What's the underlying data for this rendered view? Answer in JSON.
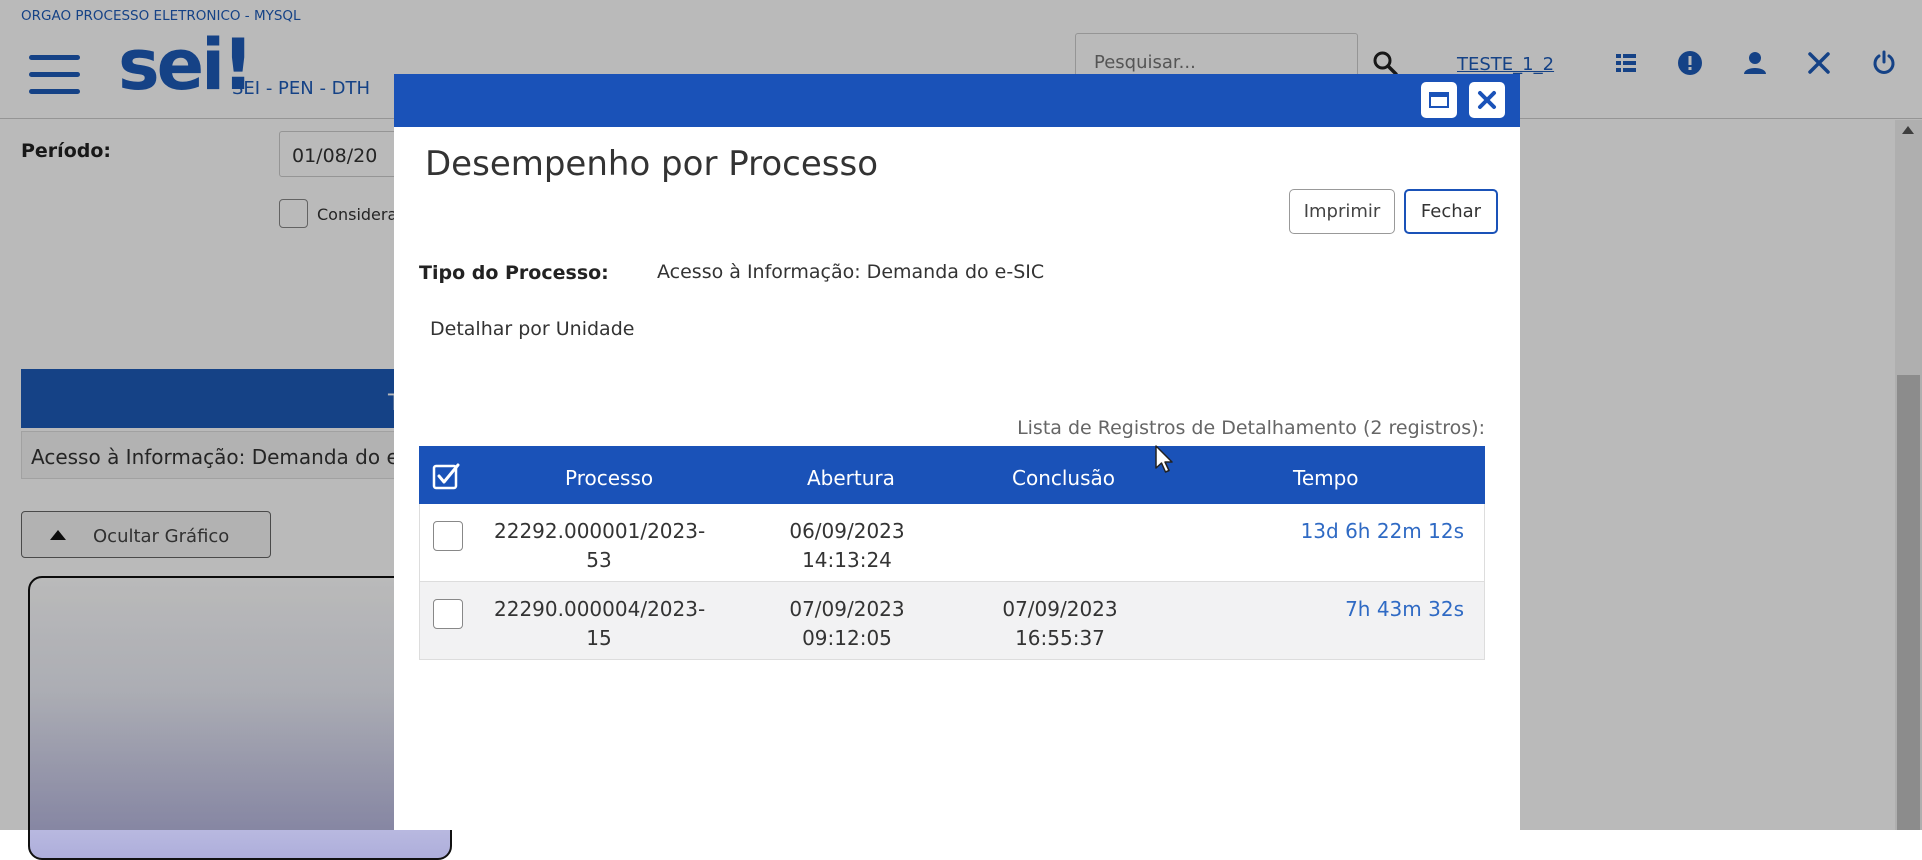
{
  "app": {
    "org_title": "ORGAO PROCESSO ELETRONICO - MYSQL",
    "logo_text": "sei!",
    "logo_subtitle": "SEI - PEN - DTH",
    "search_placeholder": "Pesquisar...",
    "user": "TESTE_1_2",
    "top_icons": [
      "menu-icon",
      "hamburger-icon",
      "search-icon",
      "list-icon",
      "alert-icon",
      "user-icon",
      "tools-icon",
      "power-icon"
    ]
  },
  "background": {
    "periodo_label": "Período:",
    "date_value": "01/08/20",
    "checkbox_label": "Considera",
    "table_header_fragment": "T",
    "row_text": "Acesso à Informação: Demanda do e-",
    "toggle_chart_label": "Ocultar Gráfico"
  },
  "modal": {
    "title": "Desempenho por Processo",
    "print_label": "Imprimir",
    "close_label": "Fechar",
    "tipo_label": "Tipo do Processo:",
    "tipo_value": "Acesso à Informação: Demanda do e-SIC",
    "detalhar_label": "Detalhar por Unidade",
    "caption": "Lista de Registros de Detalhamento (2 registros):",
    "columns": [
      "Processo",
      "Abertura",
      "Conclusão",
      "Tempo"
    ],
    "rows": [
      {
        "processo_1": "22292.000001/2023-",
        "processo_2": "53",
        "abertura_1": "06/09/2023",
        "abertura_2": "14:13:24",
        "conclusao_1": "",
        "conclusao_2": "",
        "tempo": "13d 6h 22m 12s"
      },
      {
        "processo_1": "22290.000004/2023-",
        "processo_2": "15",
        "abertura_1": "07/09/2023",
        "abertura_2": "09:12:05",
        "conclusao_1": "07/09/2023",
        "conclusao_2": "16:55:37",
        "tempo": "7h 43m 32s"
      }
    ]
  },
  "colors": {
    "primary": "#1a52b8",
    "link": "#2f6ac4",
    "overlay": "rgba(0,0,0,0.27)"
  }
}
-------
__Work required__.
Copy each line exactly, and leave the pictures out of your copy.

__Solution for this exercise__.
What's the underlying data for this rendered view? Answer in JSON.
{
  "app": {
    "org_title": "ORGAO PROCESSO ELETRONICO - MYSQL",
    "logo_text": "sei!",
    "logo_subtitle": "SEI - PEN - DTH",
    "search_placeholder": "Pesquisar...",
    "user": "TESTE_1_2",
    "top_icons": [
      "menu-icon",
      "hamburger-icon",
      "search-icon",
      "list-icon",
      "alert-icon",
      "user-icon",
      "tools-icon",
      "power-icon"
    ]
  },
  "background": {
    "periodo_label": "Período:",
    "date_value": "01/08/20",
    "checkbox_label": "Considera",
    "table_header_fragment": "T",
    "row_text": "Acesso à Informação: Demanda do e-",
    "toggle_chart_label": "Ocultar Gráfico"
  },
  "modal": {
    "title": "Desempenho por Processo",
    "print_label": "Imprimir",
    "close_label": "Fechar",
    "tipo_label": "Tipo do Processo:",
    "tipo_value": "Acesso à Informação: Demanda do e-SIC",
    "detalhar_label": "Detalhar por Unidade",
    "caption": "Lista de Registros de Detalhamento (2 registros):",
    "columns": [
      "Processo",
      "Abertura",
      "Conclusão",
      "Tempo"
    ],
    "rows": [
      {
        "processo_1": "22292.000001/2023-",
        "processo_2": "53",
        "abertura_1": "06/09/2023",
        "abertura_2": "14:13:24",
        "conclusao_1": "",
        "conclusao_2": "",
        "tempo": "13d 6h 22m 12s"
      },
      {
        "processo_1": "22290.000004/2023-",
        "processo_2": "15",
        "abertura_1": "07/09/2023",
        "abertura_2": "09:12:05",
        "conclusao_1": "07/09/2023",
        "conclusao_2": "16:55:37",
        "tempo": "7h 43m 32s"
      }
    ]
  },
  "colors": {
    "primary": "#1a52b8",
    "link": "#2f6ac4",
    "overlay": "rgba(0,0,0,0.27)"
  }
}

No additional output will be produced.